## Stated problem
How many lines in the listing below include the word "title"? Answer with the number and nothing else.

§ §

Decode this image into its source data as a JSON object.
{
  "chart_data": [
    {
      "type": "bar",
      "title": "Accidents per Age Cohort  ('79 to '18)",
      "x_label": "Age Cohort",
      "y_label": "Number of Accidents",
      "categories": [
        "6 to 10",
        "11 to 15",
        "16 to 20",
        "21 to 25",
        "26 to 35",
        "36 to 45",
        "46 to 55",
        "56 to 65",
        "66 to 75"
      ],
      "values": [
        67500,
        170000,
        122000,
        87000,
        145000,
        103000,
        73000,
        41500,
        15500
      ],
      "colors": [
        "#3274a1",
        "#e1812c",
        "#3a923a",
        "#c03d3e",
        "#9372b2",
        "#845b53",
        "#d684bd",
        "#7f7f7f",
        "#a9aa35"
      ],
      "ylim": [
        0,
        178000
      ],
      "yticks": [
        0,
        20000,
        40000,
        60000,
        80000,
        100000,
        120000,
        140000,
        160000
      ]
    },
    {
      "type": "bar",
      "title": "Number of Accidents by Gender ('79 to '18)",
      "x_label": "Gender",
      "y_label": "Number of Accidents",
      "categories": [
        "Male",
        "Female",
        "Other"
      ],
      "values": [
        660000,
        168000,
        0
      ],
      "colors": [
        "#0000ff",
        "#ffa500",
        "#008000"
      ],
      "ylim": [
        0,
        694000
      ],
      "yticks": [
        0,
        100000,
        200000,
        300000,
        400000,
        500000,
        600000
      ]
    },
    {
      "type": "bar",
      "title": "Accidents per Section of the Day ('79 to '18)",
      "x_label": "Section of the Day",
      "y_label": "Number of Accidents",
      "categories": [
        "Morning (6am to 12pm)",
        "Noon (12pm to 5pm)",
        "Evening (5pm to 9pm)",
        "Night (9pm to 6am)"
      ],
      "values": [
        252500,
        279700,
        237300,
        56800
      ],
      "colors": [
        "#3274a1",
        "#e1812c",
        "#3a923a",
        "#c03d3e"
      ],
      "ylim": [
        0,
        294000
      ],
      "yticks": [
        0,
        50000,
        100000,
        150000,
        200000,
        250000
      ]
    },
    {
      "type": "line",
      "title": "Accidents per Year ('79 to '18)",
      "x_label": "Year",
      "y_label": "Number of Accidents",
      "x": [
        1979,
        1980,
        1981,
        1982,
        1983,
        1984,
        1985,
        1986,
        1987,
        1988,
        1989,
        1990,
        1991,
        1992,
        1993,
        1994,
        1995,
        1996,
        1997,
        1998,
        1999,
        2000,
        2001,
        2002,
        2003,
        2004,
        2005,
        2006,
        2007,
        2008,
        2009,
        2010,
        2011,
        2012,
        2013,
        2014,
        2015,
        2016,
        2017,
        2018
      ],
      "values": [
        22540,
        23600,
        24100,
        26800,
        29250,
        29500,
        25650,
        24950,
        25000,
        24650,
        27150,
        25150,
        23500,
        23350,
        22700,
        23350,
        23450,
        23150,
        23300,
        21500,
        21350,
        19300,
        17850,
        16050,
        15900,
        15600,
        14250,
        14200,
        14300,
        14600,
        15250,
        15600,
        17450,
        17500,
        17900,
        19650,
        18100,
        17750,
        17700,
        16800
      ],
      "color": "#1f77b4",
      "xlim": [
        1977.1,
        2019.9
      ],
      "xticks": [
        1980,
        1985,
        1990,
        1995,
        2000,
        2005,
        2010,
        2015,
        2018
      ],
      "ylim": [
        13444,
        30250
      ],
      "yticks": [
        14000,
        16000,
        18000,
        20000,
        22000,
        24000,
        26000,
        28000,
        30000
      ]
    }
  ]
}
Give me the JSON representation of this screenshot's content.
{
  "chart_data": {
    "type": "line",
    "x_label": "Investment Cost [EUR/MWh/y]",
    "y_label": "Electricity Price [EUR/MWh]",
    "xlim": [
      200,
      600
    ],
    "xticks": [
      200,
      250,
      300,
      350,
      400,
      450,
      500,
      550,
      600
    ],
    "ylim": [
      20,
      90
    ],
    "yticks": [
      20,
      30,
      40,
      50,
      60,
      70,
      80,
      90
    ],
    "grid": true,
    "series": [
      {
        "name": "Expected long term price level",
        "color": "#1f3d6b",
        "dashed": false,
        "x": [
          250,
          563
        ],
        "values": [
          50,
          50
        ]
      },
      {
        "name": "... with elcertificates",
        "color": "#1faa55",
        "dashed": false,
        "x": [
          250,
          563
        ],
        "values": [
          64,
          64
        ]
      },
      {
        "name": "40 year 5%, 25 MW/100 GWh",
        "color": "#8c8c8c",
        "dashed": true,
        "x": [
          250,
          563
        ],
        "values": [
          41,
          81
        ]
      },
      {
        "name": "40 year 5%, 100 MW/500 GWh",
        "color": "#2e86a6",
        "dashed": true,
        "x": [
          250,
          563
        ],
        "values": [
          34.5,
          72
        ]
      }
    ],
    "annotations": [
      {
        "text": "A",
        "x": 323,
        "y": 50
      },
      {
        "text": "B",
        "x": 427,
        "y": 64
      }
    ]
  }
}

§ §

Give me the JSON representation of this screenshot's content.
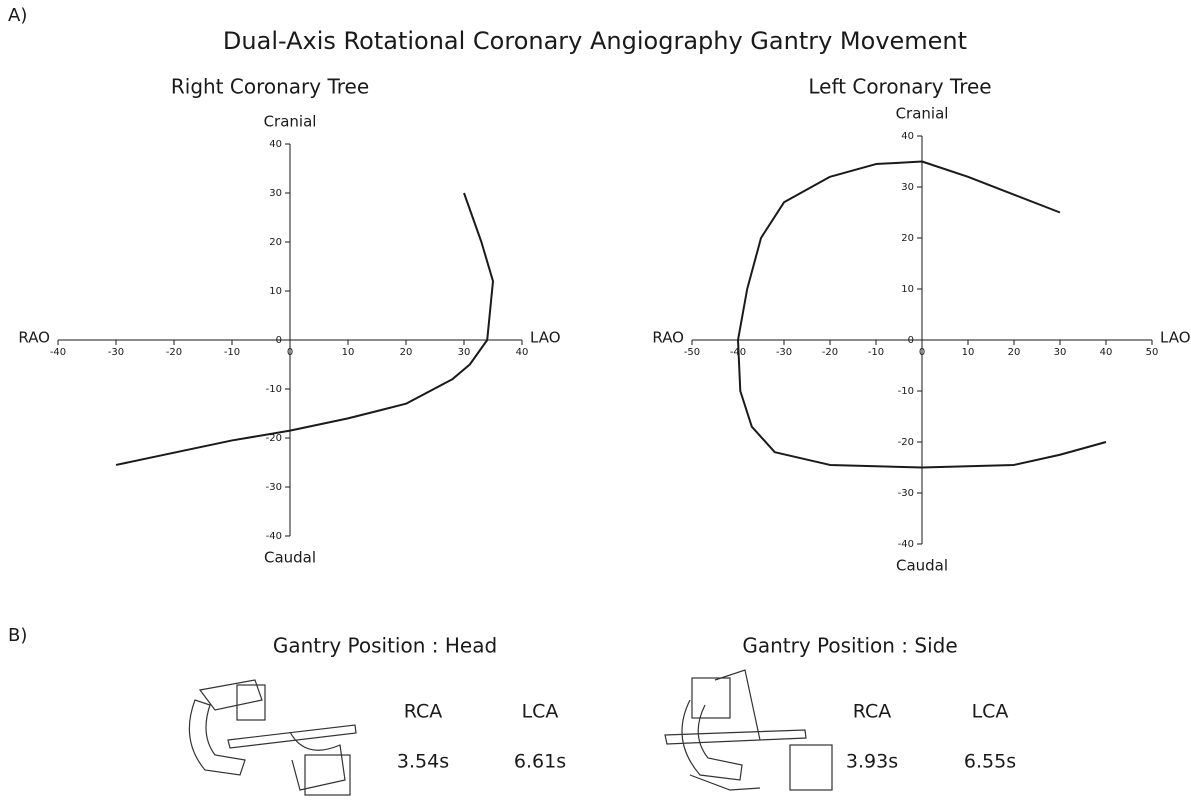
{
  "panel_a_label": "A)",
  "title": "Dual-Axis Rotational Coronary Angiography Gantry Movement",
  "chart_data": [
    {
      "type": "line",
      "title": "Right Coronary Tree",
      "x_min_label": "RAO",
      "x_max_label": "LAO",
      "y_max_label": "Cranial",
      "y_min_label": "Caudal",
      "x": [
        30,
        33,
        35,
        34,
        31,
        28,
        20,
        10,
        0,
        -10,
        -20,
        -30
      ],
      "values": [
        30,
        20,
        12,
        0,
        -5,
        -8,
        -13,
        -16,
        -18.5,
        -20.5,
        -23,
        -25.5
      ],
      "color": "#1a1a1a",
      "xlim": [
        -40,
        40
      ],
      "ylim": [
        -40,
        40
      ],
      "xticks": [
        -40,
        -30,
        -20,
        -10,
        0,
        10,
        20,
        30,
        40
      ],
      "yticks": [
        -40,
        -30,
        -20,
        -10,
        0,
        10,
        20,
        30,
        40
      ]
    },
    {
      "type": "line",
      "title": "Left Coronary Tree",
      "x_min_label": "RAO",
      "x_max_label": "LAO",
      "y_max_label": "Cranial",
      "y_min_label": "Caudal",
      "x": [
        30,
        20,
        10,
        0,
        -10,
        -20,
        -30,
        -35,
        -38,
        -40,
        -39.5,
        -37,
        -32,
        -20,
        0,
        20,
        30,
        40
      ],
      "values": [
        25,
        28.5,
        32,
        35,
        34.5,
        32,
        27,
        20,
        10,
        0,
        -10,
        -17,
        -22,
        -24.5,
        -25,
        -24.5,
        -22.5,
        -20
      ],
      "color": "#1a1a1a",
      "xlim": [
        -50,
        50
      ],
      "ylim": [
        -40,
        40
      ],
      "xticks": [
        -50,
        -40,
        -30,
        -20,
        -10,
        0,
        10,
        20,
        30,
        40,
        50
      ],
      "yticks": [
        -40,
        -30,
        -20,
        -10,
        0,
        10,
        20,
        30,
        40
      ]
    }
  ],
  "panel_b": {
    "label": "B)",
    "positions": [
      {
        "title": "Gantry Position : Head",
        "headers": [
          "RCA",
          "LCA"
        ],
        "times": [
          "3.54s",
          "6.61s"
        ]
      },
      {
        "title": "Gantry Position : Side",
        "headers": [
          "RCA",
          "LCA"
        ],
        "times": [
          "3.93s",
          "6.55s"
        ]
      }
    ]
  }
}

§ §

## Task response
9